Write out the data below exactly as given, without any of its pictures.

____ Records shown

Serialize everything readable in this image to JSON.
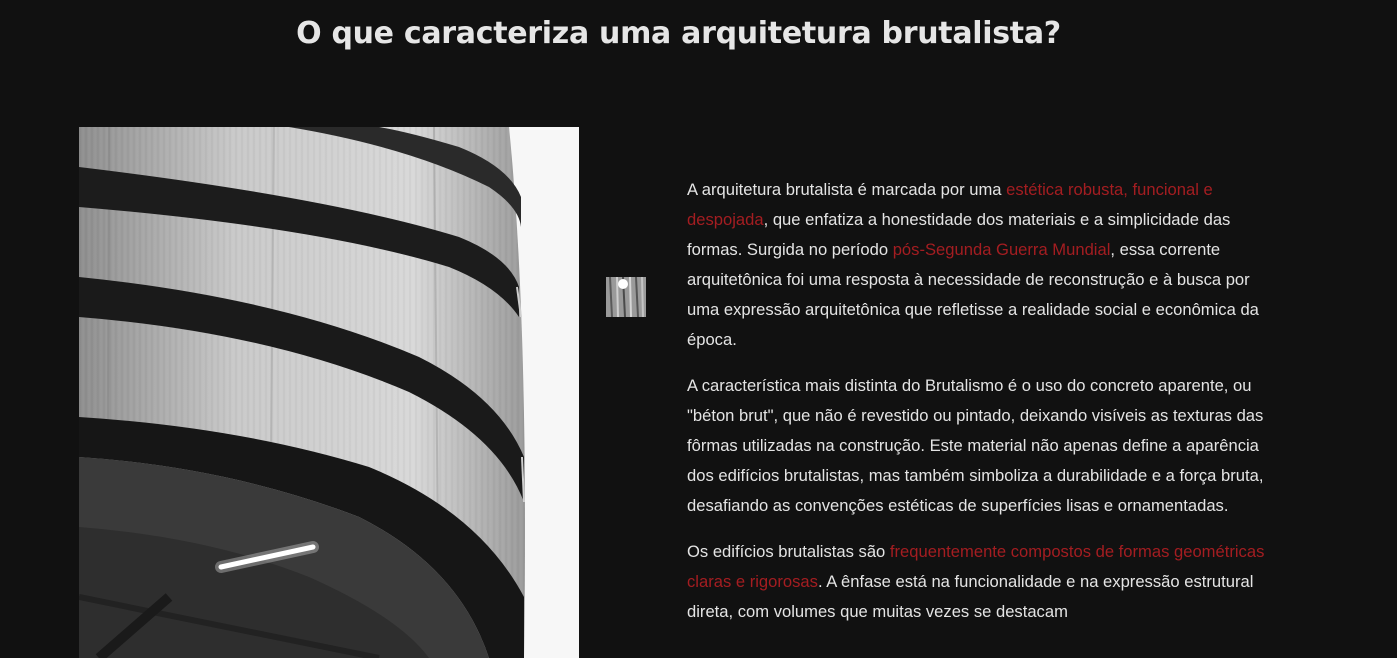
{
  "page": {
    "title": "O que caracteriza uma arquitetura brutalista?"
  },
  "image": {
    "subject": "brutalist concrete spiral building"
  },
  "thumbnail": {
    "subject": "concrete texture thumbnail"
  },
  "colors": {
    "background": "#111111",
    "text": "#e4e4e4",
    "highlight": "#a41d21"
  },
  "article": {
    "p1": {
      "t1": "A arquitetura brutalista é marcada por uma ",
      "h1": "estética robusta, funcional e despojada",
      "t2": ", que enfatiza a honestidade dos materiais e a simplicidade das formas. Surgida no período ",
      "h2": "pós-Segunda Guerra Mundial",
      "t3": ", essa corrente arquitetônica foi uma resposta à necessidade de reconstrução e à busca por uma expressão arquitetônica que refletisse a realidade social e econômica da época."
    },
    "p2": {
      "t1": "A característica mais distinta do Brutalismo é o uso do concreto aparente, ou \"béton brut\", que não é revestido ou pintado, deixando visíveis as texturas das fôrmas utilizadas na construção. Este material não apenas define a aparência dos edifícios brutalistas, mas também simboliza a durabilidade e a força bruta, desafiando as convenções estéticas de superfícies lisas e ornamentadas."
    },
    "p3": {
      "t1": "Os edifícios brutalistas são ",
      "h1": "frequentemente compostos de formas geométricas claras e rigorosas",
      "t2": ". A ênfase está na funcionalidade e na expressão estrutural direta, com volumes que muitas vezes se destacam"
    }
  }
}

________

__The result__
Serialize everything readable in this image to JSON.
{
  "page": {
    "title": "O que caracteriza uma arquitetura brutalista?"
  },
  "image": {
    "subject": "brutalist concrete spiral building"
  },
  "thumbnail": {
    "subject": "concrete texture thumbnail"
  },
  "colors": {
    "background": "#111111",
    "text": "#e4e4e4",
    "highlight": "#a41d21"
  },
  "article": {
    "p1": {
      "t1": "A arquitetura brutalista é marcada por uma ",
      "h1": "estética robusta, funcional e despojada",
      "t2": ", que enfatiza a honestidade dos materiais e a simplicidade das formas. Surgida no período ",
      "h2": "pós-Segunda Guerra Mundial",
      "t3": ", essa corrente arquitetônica foi uma resposta à necessidade de reconstrução e à busca por uma expressão arquitetônica que refletisse a realidade social e econômica da época."
    },
    "p2": {
      "t1": "A característica mais distinta do Brutalismo é o uso do concreto aparente, ou \"béton brut\", que não é revestido ou pintado, deixando visíveis as texturas das fôrmas utilizadas na construção. Este material não apenas define a aparência dos edifícios brutalistas, mas também simboliza a durabilidade e a força bruta, desafiando as convenções estéticas de superfícies lisas e ornamentadas."
    },
    "p3": {
      "t1": "Os edifícios brutalistas são ",
      "h1": "frequentemente compostos de formas geométricas claras e rigorosas",
      "t2": ". A ênfase está na funcionalidade e na expressão estrutural direta, com volumes que muitas vezes se destacam"
    }
  }
}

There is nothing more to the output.